• [Short exercise]:
Return each line of the data below exactly, omitting any pictures.

• [Input]:
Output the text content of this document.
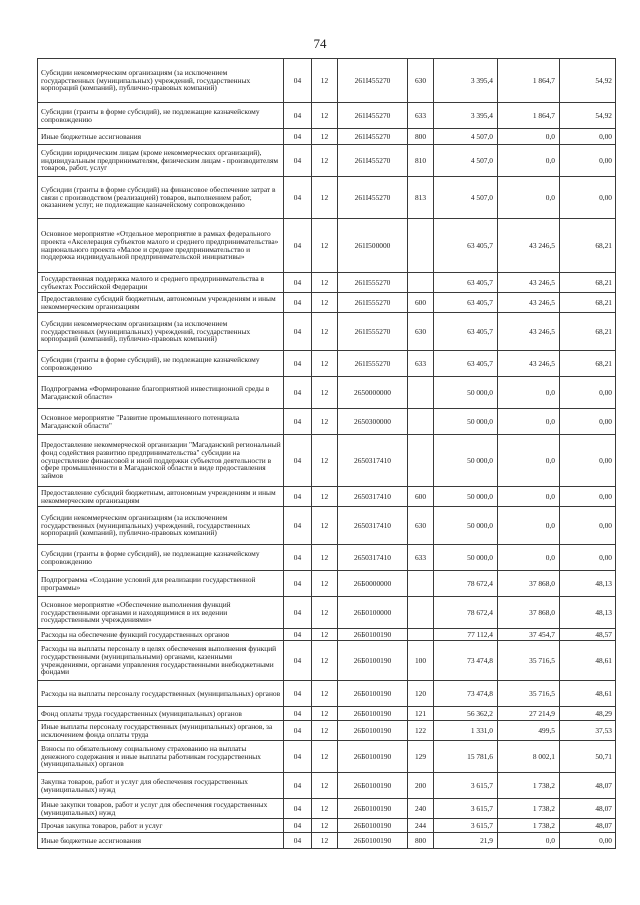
74
Субсидии некоммерческим организациям (за исключением государственных (муниципальных) учреждений, государственных корпораций (компаний), публично-правовых компаний)	04	12	261I455270	630	3 395,4	1 864,7	54,92
Субсидии (гранты в форме субсидий), не подлежащие казначейскому сопровождению	04	12	261I455270	633	3 395,4	1 864,7	54,92
Иные бюджетные ассигнования	04	12	261I455270	800	4 507,0	0,0	0,00
Субсидии юридическим лицам (кроме некоммерческих организаций), индивидуальным предпринимателям, физическим лицам - производителям товаров, работ, услуг	04	12	261I455270	810	4 507,0	0,0	0,00
Субсидии (гранты в форме субсидий) на финансовое обеспечение затрат в связи с производством (реализацией) товаров, выполнением работ, оказанием услуг, не подлежащие казначейскому сопровождению	04	12	261I455270	813	4 507,0	0,0	0,00
Основное мероприятие «Отдельное мероприятие в рамках федерального проекта «Акселерация субъектов малого и среднего предпринимательства» национального проекта «Малое и среднее предпринимательство и поддержка индивидуальной предпринимательской инициативы»	04	12	261I500000		63 405,7	43 246,5	68,21
Государственная поддержка малого и среднего предпринимательства в субъектах Российской Федерации	04	12	261I555270		63 405,7	43 246,5	68,21
Предоставление субсидий бюджетным, автономным учреждениям и иным некоммерческим организациям	04	12	261I555270	600	63 405,7	43 246,5	68,21
Субсидии некоммерческим организациям (за исключением государственных (муниципальных) учреждений, государственных корпораций (компаний), публично-правовых компаний)	04	12	261I555270	630	63 405,7	43 246,5	68,21
Субсидии (гранты в форме субсидий), не подлежащие казначейскому сопровождению	04	12	261I555270	633	63 405,7	43 246,5	68,21
Подпрограмма «Формирование благоприятной инвестиционной среды в Магаданской области»	04	12	2650000000		50 000,0	0,0	0,00
Основное мероприятие "Развитие промышленного потенциала Магаданской области"	04	12	2650300000		50 000,0	0,0	0,00
Предоставление некоммерческой организации "Магаданский региональный фонд содействия развитию предпринимательства" субсидии на осуществление финансовой и иной поддержки субъектов деятельности в сфере промышленности в Магаданской области в виде предоставления займов	04	12	2650317410		50 000,0	0,0	0,00
Предоставление субсидий бюджетным, автономным учреждениям и иным некоммерческим организациям	04	12	2650317410	600	50 000,0	0,0	0,00
Субсидии некоммерческим организациям (за исключением государственных (муниципальных) учреждений, государственных корпораций (компаний), публично-правовых компаний)	04	12	2650317410	630	50 000,0	0,0	0,00
Субсидии (гранты в форме субсидий), не подлежащие казначейскому сопровождению	04	12	2650317410	633	50 000,0	0,0	0,00
Подпрограмма «Создание условий для реализации государственной программы»	04	12	26Б0000000		78 672,4	37 868,0	48,13
Основное мероприятие «Обеспечение выполнения функций государственными органами и находящимися в их ведении государственными учреждениями»	04	12	26Б0100000		78 672,4	37 868,0	48,13
Расходы на обеспечение функций государственных органов	04	12	26Б0100190		77 112,4	37 454,7	48,57
Расходы на выплаты персоналу в целях обеспечения выполнения функций государственными (муниципальными) органами, казенными учреждениями, органами управления государственными внебюджетными фондами	04	12	26Б0100190	100	73 474,8	35 716,5	48,61
Расходы на выплаты персоналу государственных (муниципальных) органов	04	12	26Б0100190	120	73 474,8	35 716,5	48,61
Фонд оплаты труда государственных (муниципальных) органов	04	12	26Б0100190	121	56 362,2	27 214,9	48,29
Иные выплаты персоналу государственных (муниципальных) органов, за исключением фонда оплаты труда	04	12	26Б0100190	122	1 331,0	499,5	37,53
Взносы по обязательному социальному страхованию на выплаты денежного содержания и иные выплаты работникам государственных (муниципальных) органов	04	12	26Б0100190	129	15 781,6	8 002,1	50,71
Закупка товаров, работ и услуг для обеспечения государственных (муниципальных) нужд	04	12	26Б0100190	200	3 615,7	1 738,2	48,07
Иные закупки товаров, работ и услуг для обеспечения государственных (муниципальных) нужд	04	12	26Б0100190	240	3 615,7	1 738,2	48,07
Прочая закупка товаров, работ и услуг	04	12	26Б0100190	244	3 615,7	1 738,2	48,07
Иные бюджетные ассигнования	04	12	26Б0100190	800	21,9	0,0	0,00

• [The reply]:
Output the text content of this document.
74
Субсидии некоммерческим организациям (за исключением государственных (муниципальных) учреждений, государственных корпораций (компаний), публично-правовых компаний)	04	12	261I455270	630	3 395,4	1 864,7	54,92
Субсидии (гранты в форме субсидий), не подлежащие казначейскому сопровождению	04	12	261I455270	633	3 395,4	1 864,7	54,92
Иные бюджетные ассигнования	04	12	261I455270	800	4 507,0	0,0	0,00
Субсидии юридическим лицам (кроме некоммерческих организаций), индивидуальным предпринимателям, физическим лицам - производителям товаров, работ, услуг	04	12	261I455270	810	4 507,0	0,0	0,00
Субсидии (гранты в форме субсидий) на финансовое обеспечение затрат в связи с производством (реализацией) товаров, выполнением работ, оказанием услуг, не подлежащие казначейскому сопровождению	04	12	261I455270	813	4 507,0	0,0	0,00
Основное мероприятие «Отдельное мероприятие в рамках федерального проекта «Акселерация субъектов малого и среднего предпринимательства» национального проекта «Малое и среднее предпринимательство и поддержка индивидуальной предпринимательской инициативы»	04	12	261I500000		63 405,7	43 246,5	68,21
Государственная поддержка малого и среднего предпринимательства в субъектах Российской Федерации	04	12	261I555270		63 405,7	43 246,5	68,21
Предоставление субсидий бюджетным, автономным учреждениям и иным некоммерческим организациям	04	12	261I555270	600	63 405,7	43 246,5	68,21
Субсидии некоммерческим организациям (за исключением государственных (муниципальных) учреждений, государственных корпораций (компаний), публично-правовых компаний)	04	12	261I555270	630	63 405,7	43 246,5	68,21
Субсидии (гранты в форме субсидий), не подлежащие казначейскому сопровождению	04	12	261I555270	633	63 405,7	43 246,5	68,21
Подпрограмма «Формирование благоприятной инвестиционной среды в Магаданской области»	04	12	2650000000		50 000,0	0,0	0,00
Основное мероприятие "Развитие промышленного потенциала Магаданской области"	04	12	2650300000		50 000,0	0,0	0,00
Предоставление некоммерческой организации "Магаданский региональный фонд содействия развитию предпринимательства" субсидии на осуществление финансовой и иной поддержки субъектов деятельности в сфере промышленности в Магаданской области в виде предоставления займов	04	12	2650317410		50 000,0	0,0	0,00
Предоставление субсидий бюджетным, автономным учреждениям и иным некоммерческим организациям	04	12	2650317410	600	50 000,0	0,0	0,00
Субсидии некоммерческим организациям (за исключением государственных (муниципальных) учреждений, государственных корпораций (компаний), публично-правовых компаний)	04	12	2650317410	630	50 000,0	0,0	0,00
Субсидии (гранты в форме субсидий), не подлежащие казначейскому сопровождению	04	12	2650317410	633	50 000,0	0,0	0,00
Подпрограмма «Создание условий для реализации государственной программы»	04	12	26Б0000000		78 672,4	37 868,0	48,13
Основное мероприятие «Обеспечение выполнения функций государственными органами и находящимися в их ведении государственными учреждениями»	04	12	26Б0100000		78 672,4	37 868,0	48,13
Расходы на обеспечение функций государственных органов	04	12	26Б0100190		77 112,4	37 454,7	48,57
Расходы на выплаты персоналу в целях обеспечения выполнения функций государственными (муниципальными) органами, казенными учреждениями, органами управления государственными внебюджетными фондами	04	12	26Б0100190	100	73 474,8	35 716,5	48,61
Расходы на выплаты персоналу государственных (муниципальных) органов	04	12	26Б0100190	120	73 474,8	35 716,5	48,61
Фонд оплаты труда государственных (муниципальных) органов	04	12	26Б0100190	121	56 362,2	27 214,9	48,29
Иные выплаты персоналу государственных (муниципальных) органов, за исключением фонда оплаты труда	04	12	26Б0100190	122	1 331,0	499,5	37,53
Взносы по обязательному социальному страхованию на выплаты денежного содержания и иные выплаты работникам государственных (муниципальных) органов	04	12	26Б0100190	129	15 781,6	8 002,1	50,71
Закупка товаров, работ и услуг для обеспечения государственных (муниципальных) нужд	04	12	26Б0100190	200	3 615,7	1 738,2	48,07
Иные закупки товаров, работ и услуг для обеспечения государственных (муниципальных) нужд	04	12	26Б0100190	240	3 615,7	1 738,2	48,07
Прочая закупка товаров, работ и услуг	04	12	26Б0100190	244	3 615,7	1 738,2	48,07
Иные бюджетные ассигнования	04	12	26Б0100190	800	21,9	0,0	0,00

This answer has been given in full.